Work to complete: Output each entry exactly; skip nothing.

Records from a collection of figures

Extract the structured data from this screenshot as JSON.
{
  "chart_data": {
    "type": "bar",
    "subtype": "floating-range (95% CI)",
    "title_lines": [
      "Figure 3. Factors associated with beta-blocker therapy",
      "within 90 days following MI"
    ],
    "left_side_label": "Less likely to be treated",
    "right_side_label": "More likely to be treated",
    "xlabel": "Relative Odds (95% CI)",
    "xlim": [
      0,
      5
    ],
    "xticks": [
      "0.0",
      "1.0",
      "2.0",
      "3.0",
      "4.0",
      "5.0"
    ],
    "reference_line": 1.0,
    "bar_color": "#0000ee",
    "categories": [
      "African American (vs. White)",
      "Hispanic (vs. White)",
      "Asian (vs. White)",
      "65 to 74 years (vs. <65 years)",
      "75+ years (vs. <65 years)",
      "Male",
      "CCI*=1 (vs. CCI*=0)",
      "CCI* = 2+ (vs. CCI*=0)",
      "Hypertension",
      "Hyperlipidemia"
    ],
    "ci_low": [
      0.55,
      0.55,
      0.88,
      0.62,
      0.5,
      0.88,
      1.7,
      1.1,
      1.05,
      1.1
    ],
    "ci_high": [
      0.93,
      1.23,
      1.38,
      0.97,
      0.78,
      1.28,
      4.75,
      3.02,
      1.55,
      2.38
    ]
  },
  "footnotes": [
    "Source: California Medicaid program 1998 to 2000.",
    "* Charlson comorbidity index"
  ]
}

The result:
Extract the structured data from this screenshot as JSON.
{
  "chart_data": {
    "type": "bar",
    "subtype": "floating-range (95% CI)",
    "title_lines": [
      "Figure 3. Factors associated with beta-blocker therapy",
      "within 90 days following MI"
    ],
    "left_side_label": "Less likely to be treated",
    "right_side_label": "More likely to be treated",
    "xlabel": "Relative Odds (95% CI)",
    "xlim": [
      0,
      5
    ],
    "xticks": [
      "0.0",
      "1.0",
      "2.0",
      "3.0",
      "4.0",
      "5.0"
    ],
    "reference_line": 1.0,
    "bar_color": "#0000ee",
    "categories": [
      "African American (vs. White)",
      "Hispanic (vs. White)",
      "Asian (vs. White)",
      "65 to 74 years (vs. <65 years)",
      "75+ years (vs. <65 years)",
      "Male",
      "CCI*=1 (vs. CCI*=0)",
      "CCI* = 2+ (vs. CCI*=0)",
      "Hypertension",
      "Hyperlipidemia"
    ],
    "ci_low": [
      0.55,
      0.55,
      0.88,
      0.62,
      0.5,
      0.88,
      1.7,
      1.1,
      1.05,
      1.1
    ],
    "ci_high": [
      0.93,
      1.23,
      1.38,
      0.97,
      0.78,
      1.28,
      4.75,
      3.02,
      1.55,
      2.38
    ]
  },
  "footnotes": [
    "Source: California Medicaid program 1998 to 2000.",
    "* Charlson comorbidity index"
  ]
}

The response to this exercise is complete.